=== WHAT YOU ARE ASKED TO DO ===
Look through the data below and work out how many lines contain the string "title". Give the number alone.

=== INFORMATION SHOWN ===
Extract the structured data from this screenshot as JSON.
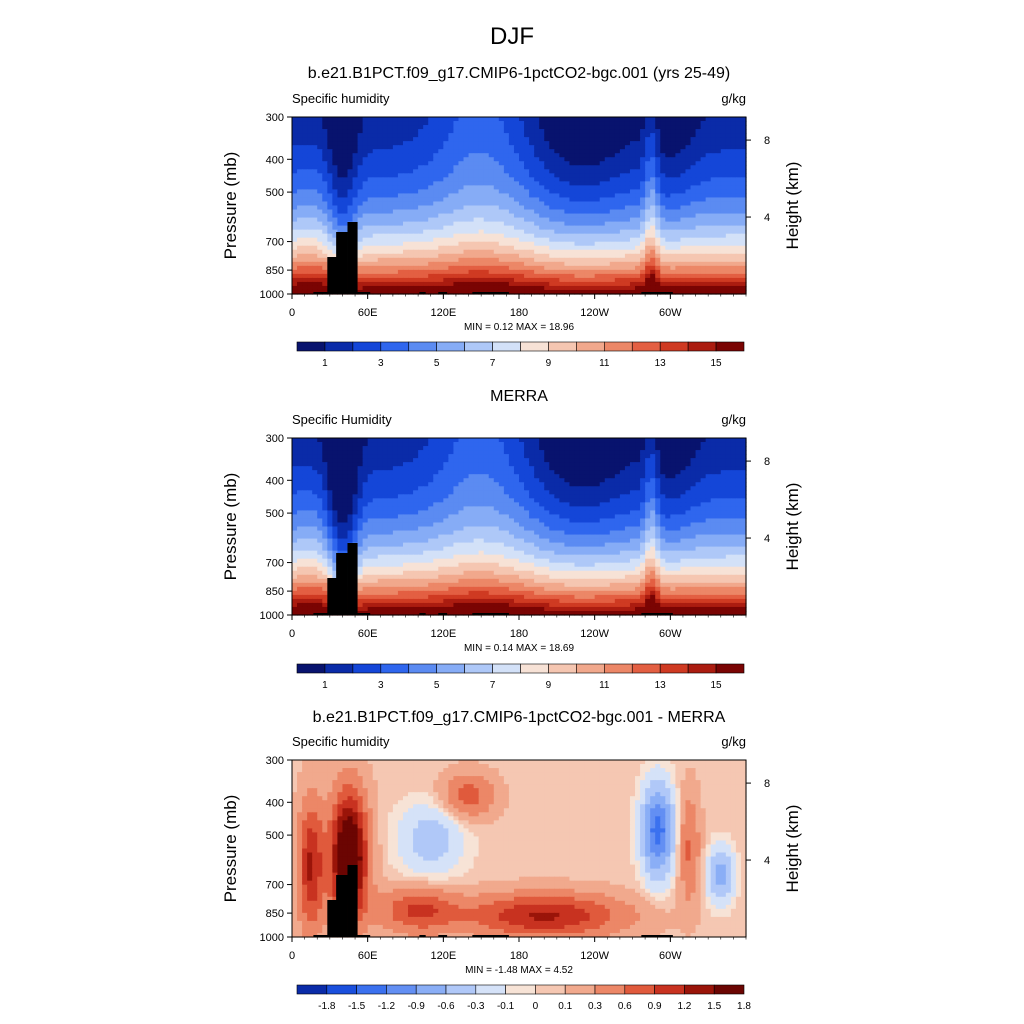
{
  "page": {
    "title": "DJF"
  },
  "colors": {
    "abs_scale": [
      "#08136e",
      "#0a2ba8",
      "#1446d8",
      "#2f66ee",
      "#5b8bf2",
      "#86acf6",
      "#aec8f8",
      "#d3e1f8",
      "#f7e2d6",
      "#f5c6b1",
      "#f1a88c",
      "#ec8767",
      "#e35f42",
      "#cf3a22",
      "#ab1c10",
      "#7a0403"
    ],
    "diff_scale": [
      "#0a2ba8",
      "#1a4fdd",
      "#3b71ef",
      "#638ff3",
      "#8aaef6",
      "#b0c8f8",
      "#d5e2f8",
      "#f7e3d6",
      "#f5c7b2",
      "#f1a98d",
      "#ec8767",
      "#e05a3c",
      "#c83220",
      "#9a1409",
      "#6b0502"
    ],
    "land": "#000000"
  },
  "chart_data": [
    {
      "type": "heatmap",
      "title": "b.e21.B1PCT.f09_g17.CMIP6-1pctCO2-bgc.001 (yrs 25-49)",
      "left_label": "Specific humidity",
      "right_label": "g/kg",
      "ylabel": "Pressure (mb)",
      "y2label": "Height (km)",
      "xticks": [
        "0",
        "60E",
        "120E",
        "180",
        "120W",
        "60W"
      ],
      "yticks": [
        "300",
        "400",
        "500",
        "700",
        "850",
        "1000"
      ],
      "y2ticks": [
        "8",
        "4"
      ],
      "minmax": "MIN =   0.12  MAX =  18.96",
      "colorbar_labels": [
        "1",
        "3",
        "5",
        "7",
        "9",
        "11",
        "13",
        "15"
      ],
      "min": 0.12,
      "max": 18.96,
      "y_range_mb": [
        1000,
        300
      ],
      "x_range_deg": [
        0,
        360
      ]
    },
    {
      "type": "heatmap",
      "title": "MERRA",
      "left_label": "Specific Humidity",
      "right_label": "g/kg",
      "ylabel": "Pressure (mb)",
      "y2label": "Height (km)",
      "xticks": [
        "0",
        "60E",
        "120E",
        "180",
        "120W",
        "60W"
      ],
      "yticks": [
        "300",
        "400",
        "500",
        "700",
        "850",
        "1000"
      ],
      "y2ticks": [
        "8",
        "4"
      ],
      "minmax": "MIN =   0.14  MAX =  18.69",
      "colorbar_labels": [
        "1",
        "3",
        "5",
        "7",
        "9",
        "11",
        "13",
        "15"
      ],
      "min": 0.14,
      "max": 18.69,
      "y_range_mb": [
        1000,
        300
      ],
      "x_range_deg": [
        0,
        360
      ]
    },
    {
      "type": "heatmap",
      "title": "b.e21.B1PCT.f09_g17.CMIP6-1pctCO2-bgc.001 - MERRA",
      "left_label": "Specific humidity",
      "right_label": "g/kg",
      "ylabel": "Pressure (mb)",
      "y2label": "Height (km)",
      "xticks": [
        "0",
        "60E",
        "120E",
        "180",
        "120W",
        "60W"
      ],
      "yticks": [
        "300",
        "400",
        "500",
        "700",
        "850",
        "1000"
      ],
      "y2ticks": [
        "8",
        "4"
      ],
      "minmax": "MIN =  -1.48  MAX =   4.52",
      "colorbar_labels": [
        "-1.8",
        "-1.5",
        "-1.2",
        "-0.9",
        "-0.6",
        "-0.3",
        "-0.1",
        "0",
        "0.1",
        "0.3",
        "0.6",
        "0.9",
        "1.2",
        "1.5",
        "1.8"
      ],
      "min": -1.48,
      "max": 4.52,
      "y_range_mb": [
        1000,
        300
      ],
      "x_range_deg": [
        0,
        360
      ]
    }
  ]
}
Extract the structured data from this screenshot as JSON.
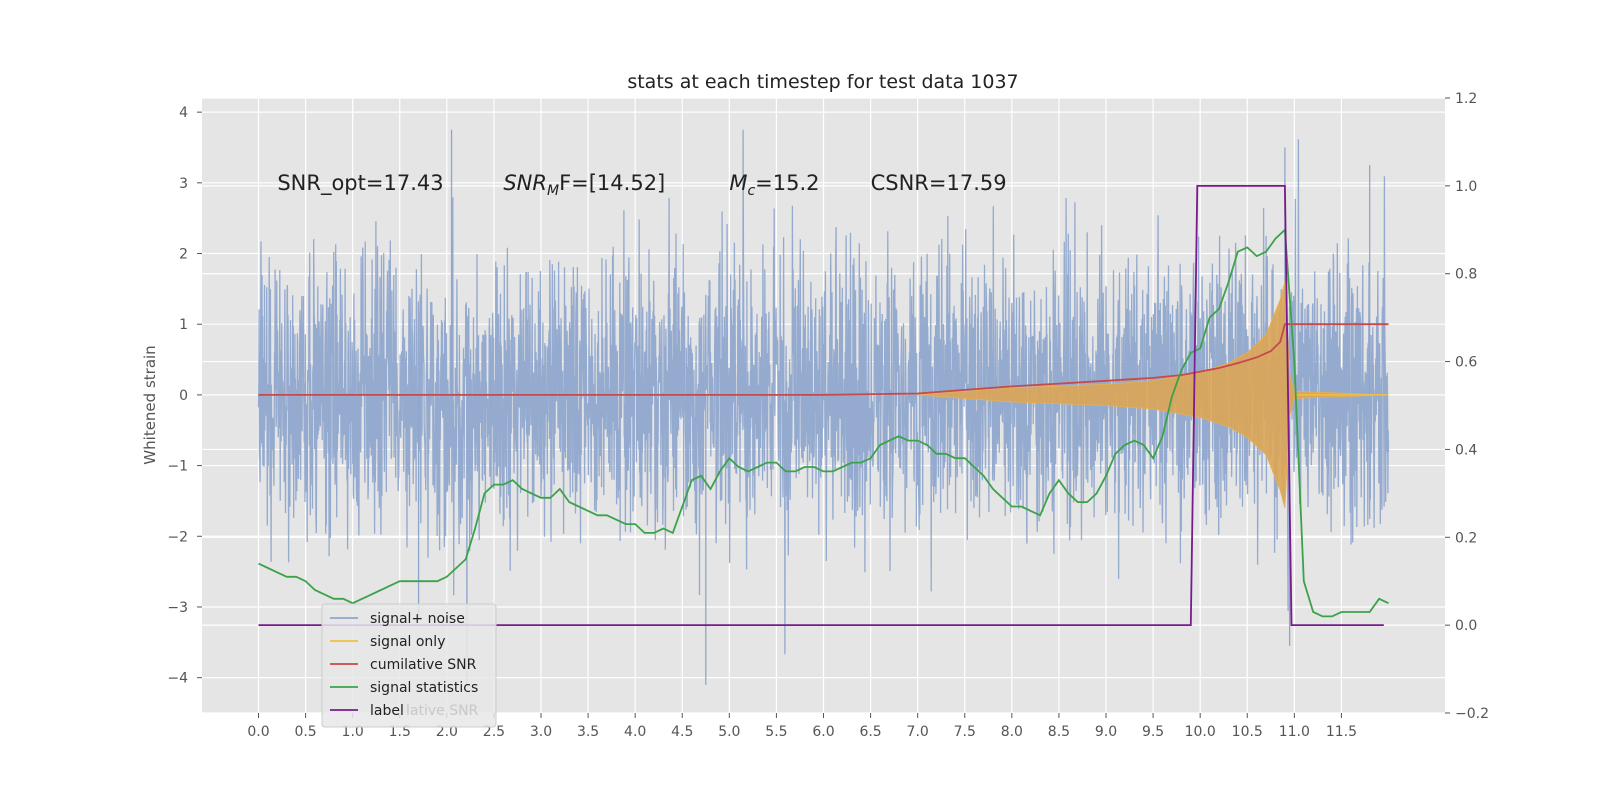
{
  "chart_data": {
    "type": "line",
    "title": "stats at each timestep for test data 1037",
    "xlabel": "",
    "ylabel": "Whitened strain",
    "y2label": "",
    "xlim": [
      -0.6,
      12.6
    ],
    "ylim": [
      -4.5,
      4.2
    ],
    "y2lim": [
      -0.2,
      1.2
    ],
    "xticks": [
      "0.0",
      "0.5",
      "1.0",
      "1.5",
      "2.0",
      "2.5",
      "3.0",
      "3.5",
      "4.0",
      "4.5",
      "5.0",
      "5.5",
      "6.0",
      "6.5",
      "7.0",
      "7.5",
      "8.0",
      "8.5",
      "9.0",
      "9.5",
      "10.0",
      "10.5",
      "11.0",
      "11.5"
    ],
    "yticks": [
      "−4",
      "−3",
      "−2",
      "−1",
      "0",
      "1",
      "2",
      "3",
      "4"
    ],
    "y2ticks": [
      "−0.2",
      "0.0",
      "0.2",
      "0.4",
      "0.6",
      "0.8",
      "1.0",
      "1.2"
    ],
    "grid": true,
    "legend_placement": "lower-left",
    "annotations": [
      {
        "text": "SNR_opt=17.43",
        "x": 0.2,
        "y": 2.9
      },
      {
        "pre": "SNR",
        "sub": "M",
        "post": "F=[14.52]",
        "x": 2.6,
        "y": 2.9
      },
      {
        "pre": "M",
        "sub": "c",
        "post": "=15.2",
        "x": 5.0,
        "y": 2.9
      },
      {
        "text": "CSNR=17.59",
        "x": 6.5,
        "y": 2.9
      }
    ],
    "legend": [
      {
        "label": "signal+ noise",
        "color": "#8fa6cc"
      },
      {
        "label": "signal only",
        "color": "#f0c040"
      },
      {
        "label": "cumilative SNR",
        "color": "#c8494b"
      },
      {
        "label": "signal statistics",
        "color": "#3ca24a"
      },
      {
        "label": "label",
        "color": "#7a1a8c"
      }
    ],
    "legend_ghost_text": "lative SNR",
    "series": [
      {
        "name": "signal+ noise",
        "axis": "left",
        "type": "noise",
        "x_range": [
          0.0,
          12.0
        ],
        "typical_amplitude": [
          -1.9,
          1.9
        ],
        "max": 3.75,
        "min": -4.1
      },
      {
        "name": "signal only",
        "axis": "left",
        "type": "chirp",
        "envelope_x": [
          7.0,
          8.0,
          9.0,
          9.5,
          10.0,
          10.3,
          10.5,
          10.7,
          10.85,
          10.9,
          10.95,
          11.0,
          12.0
        ],
        "envelope_y": [
          0.0,
          0.1,
          0.15,
          0.2,
          0.32,
          0.45,
          0.6,
          0.85,
          1.35,
          1.6,
          0.3,
          0.05,
          0.0
        ]
      },
      {
        "name": "cumilative SNR",
        "axis": "left",
        "x": [
          0.0,
          6.0,
          7.0,
          7.5,
          8.0,
          8.5,
          9.0,
          9.5,
          9.8,
          10.0,
          10.2,
          10.4,
          10.6,
          10.75,
          10.85,
          10.9,
          10.95,
          12.0
        ],
        "y": [
          0.0,
          0.0,
          0.02,
          0.07,
          0.12,
          0.16,
          0.2,
          0.24,
          0.28,
          0.33,
          0.38,
          0.45,
          0.53,
          0.62,
          0.75,
          1.0,
          1.0,
          1.0
        ]
      },
      {
        "name": "signal statistics",
        "axis": "right",
        "x": [
          0.0,
          0.1,
          0.2,
          0.3,
          0.4,
          0.5,
          0.6,
          0.7,
          0.8,
          0.9,
          1.0,
          1.1,
          1.2,
          1.3,
          1.4,
          1.5,
          1.6,
          1.7,
          1.8,
          1.9,
          2.0,
          2.1,
          2.2,
          2.3,
          2.4,
          2.5,
          2.6,
          2.7,
          2.8,
          2.9,
          3.0,
          3.1,
          3.2,
          3.3,
          3.4,
          3.5,
          3.6,
          3.7,
          3.8,
          3.9,
          4.0,
          4.1,
          4.2,
          4.3,
          4.4,
          4.5,
          4.6,
          4.7,
          4.8,
          4.9,
          5.0,
          5.1,
          5.2,
          5.3,
          5.4,
          5.5,
          5.6,
          5.7,
          5.8,
          5.9,
          6.0,
          6.1,
          6.2,
          6.3,
          6.4,
          6.5,
          6.6,
          6.7,
          6.8,
          6.9,
          7.0,
          7.1,
          7.2,
          7.3,
          7.4,
          7.5,
          7.6,
          7.7,
          7.8,
          7.9,
          8.0,
          8.1,
          8.2,
          8.3,
          8.4,
          8.5,
          8.6,
          8.7,
          8.8,
          8.9,
          9.0,
          9.1,
          9.2,
          9.3,
          9.4,
          9.5,
          9.6,
          9.7,
          9.8,
          9.9,
          10.0,
          10.1,
          10.2,
          10.3,
          10.4,
          10.5,
          10.6,
          10.7,
          10.8,
          10.9,
          11.0,
          11.1,
          11.2,
          11.3,
          11.4,
          11.5,
          11.6,
          11.7,
          11.8,
          11.9,
          12.0
        ],
        "y": [
          0.14,
          0.13,
          0.12,
          0.11,
          0.11,
          0.1,
          0.08,
          0.07,
          0.06,
          0.06,
          0.05,
          0.06,
          0.07,
          0.08,
          0.09,
          0.1,
          0.1,
          0.1,
          0.1,
          0.1,
          0.11,
          0.13,
          0.15,
          0.22,
          0.3,
          0.32,
          0.32,
          0.33,
          0.31,
          0.3,
          0.29,
          0.29,
          0.31,
          0.28,
          0.27,
          0.26,
          0.25,
          0.25,
          0.24,
          0.23,
          0.23,
          0.21,
          0.21,
          0.22,
          0.21,
          0.27,
          0.33,
          0.34,
          0.31,
          0.35,
          0.38,
          0.36,
          0.35,
          0.36,
          0.37,
          0.37,
          0.35,
          0.35,
          0.36,
          0.36,
          0.35,
          0.35,
          0.36,
          0.37,
          0.37,
          0.38,
          0.41,
          0.42,
          0.43,
          0.42,
          0.42,
          0.41,
          0.39,
          0.39,
          0.38,
          0.38,
          0.36,
          0.34,
          0.31,
          0.29,
          0.27,
          0.27,
          0.26,
          0.25,
          0.3,
          0.33,
          0.3,
          0.28,
          0.28,
          0.3,
          0.34,
          0.39,
          0.41,
          0.42,
          0.41,
          0.38,
          0.43,
          0.52,
          0.58,
          0.62,
          0.63,
          0.7,
          0.72,
          0.78,
          0.85,
          0.86,
          0.84,
          0.85,
          0.88,
          0.9,
          0.6,
          0.1,
          0.03,
          0.02,
          0.02,
          0.03,
          0.03,
          0.03,
          0.03,
          0.06,
          0.05
        ]
      },
      {
        "name": "label",
        "axis": "right",
        "x": [
          0.0,
          9.9,
          9.97,
          10.9,
          10.97,
          11.95
        ],
        "y": [
          0.0,
          0.0,
          1.0,
          1.0,
          0.0,
          0.0
        ]
      }
    ]
  }
}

=== PROBLEM SOLUTION ===
5